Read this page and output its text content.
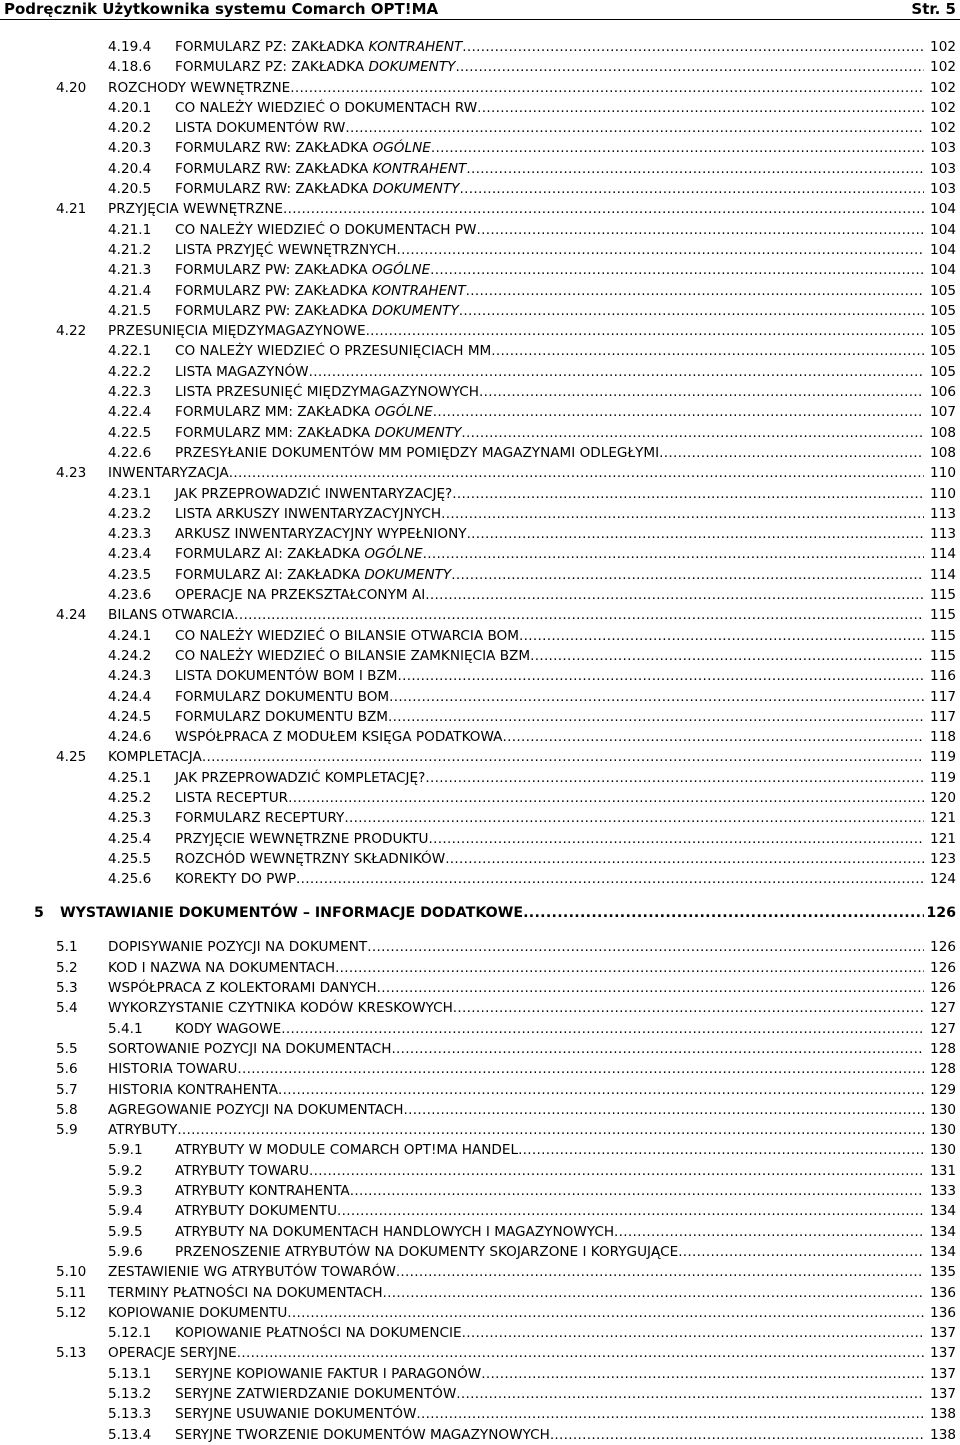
Podręcznik Użytkownika systemu Comarch OPT!MA	Str. 5
4.19.4 FORMULARZ PZ: ZAKŁADKA KONTRAHENT .....	102
4.18.6 FORMULARZ PZ: ZAKŁADKA DOKUMENTY .....	102
4.20 ROZCHODY WEWNĘTRZNE .....	102
4.20.1 CO NALEŻY WIEDZIEĆ O DOKUMENTACH RW .....	102
4.20.2 LISTA DOKUMENTÓW RW .....	102
4.20.3 FORMULARZ RW: ZAKŁADKA OGÓLNE .....	103
4.20.4 FORMULARZ RW: ZAKŁADKA KONTRAHENT .....	103
4.20.5 FORMULARZ RW: ZAKŁADKA DOKUMENTY .....	103
4.21 PRZYJĘCIA WEWNĘTRZNE .....	104
4.21.1 CO NALEŻY WIEDZIEĆ O DOKUMENTACH PW .....	104
4.21.2 LISTA PRZYJĘĆ WEWNĘTRZNYCH .....	104
4.21.3 FORMULARZ PW: ZAKŁADKA OGÓLNE .....	104
4.21.4 FORMULARZ PW: ZAKŁADKA KONTRAHENT .....	105
4.21.5 FORMULARZ PW: ZAKŁADKA DOKUMENTY .....	105
4.22 PRZESUNIĘCIA MIĘDZYMAGAZYNOWE .....	105
4.22.1 CO NALEŻY WIEDZIEĆ O PRZESUNIĘCIACH MM .....	105
4.22.2 LISTA MAGAZYNÓW .....	105
4.22.3 LISTA PRZESUNIĘĆ MIĘDZYMAGAZYNOWYCH .....	106
4.22.4 FORMULARZ MM: ZAKŁADKA OGÓLNE .....	107
4.22.5 FORMULARZ MM: ZAKŁADKA DOKUMENTY .....	108
4.22.6 PRZESYŁANIE DOKUMENTÓW MM POMIĘDZY MAGAZYNAMI ODLEGŁYMI .....	108
4.23 INWENTARYZACJA .....	110
4.23.1 JAK PRZEPROWADZIĆ INWENTARYZACJĘ? .....	110
4.23.2 LISTA ARKUSZY INWENTARYZACYJNYCH .....	113
4.23.3 ARKUSZ INWENTARYZACYJNY WYPEŁNIONY .....	113
4.23.4 FORMULARZ AI: ZAKŁADKA OGÓLNE .....	114
4.23.5 FORMULARZ AI: ZAKŁADKA DOKUMENTY .....	114
4.23.6 OPERACJE NA PRZEKSZTAŁCONYM AI .....	115
4.24 BILANS OTWARCIA .....	115
4.24.1 CO NALEŻY WIEDZIEĆ O BILANSIE OTWARCIA BOM .....	115
4.24.2 CO NALEŻY WIEDZIEĆ O BILANSIE ZAMKNIĘCIA BZM .....	115
4.24.3 LISTA DOKUMENTÓW BOM I BZM .....	116
4.24.4 FORMULARZ DOKUMENTU BOM .....	117
4.24.5 FORMULARZ DOKUMENTU BZM .....	117
4.24.6 WSPÓŁPRACA Z MODUŁEM KSIĘGA PODATKOWA .....	118
4.25 KOMPLETACJA .....	119
4.25.1 JAK PRZEPROWADZIĆ KOMPLETACJĘ? .....	119
4.25.2 LISTA RECEPTUR .....	120
4.25.3 FORMULARZ RECEPTURY .....	121
4.25.4 PRZYJĘCIE WEWNĘTRZNE PRODUKTU .....	121
4.25.5 ROZCHÓD WEWNĘTRZNY SKŁADNIKÓW .....	123
4.25.6 KOREKTY DO PWP .....	124
5 WYSTAWIANIE DOKUMENTÓW – INFORMACJE DODATKOWE .....	126
5.1 DOPISYWANIE POZYCJI NA DOKUMENT .....	126
5.2 KOD I NAZWA NA DOKUMENTACH .....	126
5.3 WSPÓŁPRACA Z KOLEKTORAMI DANYCH .....	126
5.4 WYKORZYSTANIE CZYTNIKA KODÓW KRESKOWYCH .....	127
5.4.1 KODY WAGOWE .....	127
5.5 SORTOWANIE POZYCJI NA DOKUMENTACH .....	128
5.6 HISTORIA TOWARU .....	128
5.7 HISTORIA KONTRAHENTA .....	129
5.8 AGREGOWANIE POZYCJI NA DOKUMENTACH .....	130
5.9 ATRYBUTY .....	130
5.9.1 ATRYBUTY W MODULE COMARCH OPT!MA HANDEL .....	130
5.9.2 ATRYBUTY TOWARU .....	131
5.9.3 ATRYBUTY KONTRAHENTA .....	133
5.9.4 ATRYBUTY DOKUMENTU .....	134
5.9.5 ATRYBUTY NA DOKUMENTACH HANDLOWYCH I MAGAZYNOWYCH .....	134
5.9.6 PRZENOSZENIE ATRYBUTÓW NA DOKUMENTY SKOJARZONE I KORYGUJĄCE .....	134
5.10 ZESTAWIENIE WG ATRYBUTÓW TOWARÓW .....	135
5.11 TERMINY PŁATNOŚCI NA DOKUMENTACH .....	136
5.12 KOPIOWANIE DOKUMENTU .....	136
5.12.1 KOPIOWANIE PŁATNOŚCI NA DOKUMENCIE .....	137
5.13 OPERACJE SERYJNE .....	137
5.13.1 SERYJNE KOPIOWANIE FAKTUR I PARAGONÓW .....	137
5.13.2 SERYJNE ZATWIERDZANIE DOKUMENTÓW .....	137
5.13.3 SERYJNE USUWANIE DOKUMENTÓW .....	138
5.13.4 SERYJNE TWORZENIE DOKUMENTÓW MAGAZYNOWYCH .....	138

* **WHAT IS BEING ASKED**: Scan the material above for the string "HISTORIA" and return the lines that hold it.

* **RESULT BELOW**:
5.6 HISTORIA TOWARU .....	128
5.7 HISTORIA KONTRAHENTA .....	129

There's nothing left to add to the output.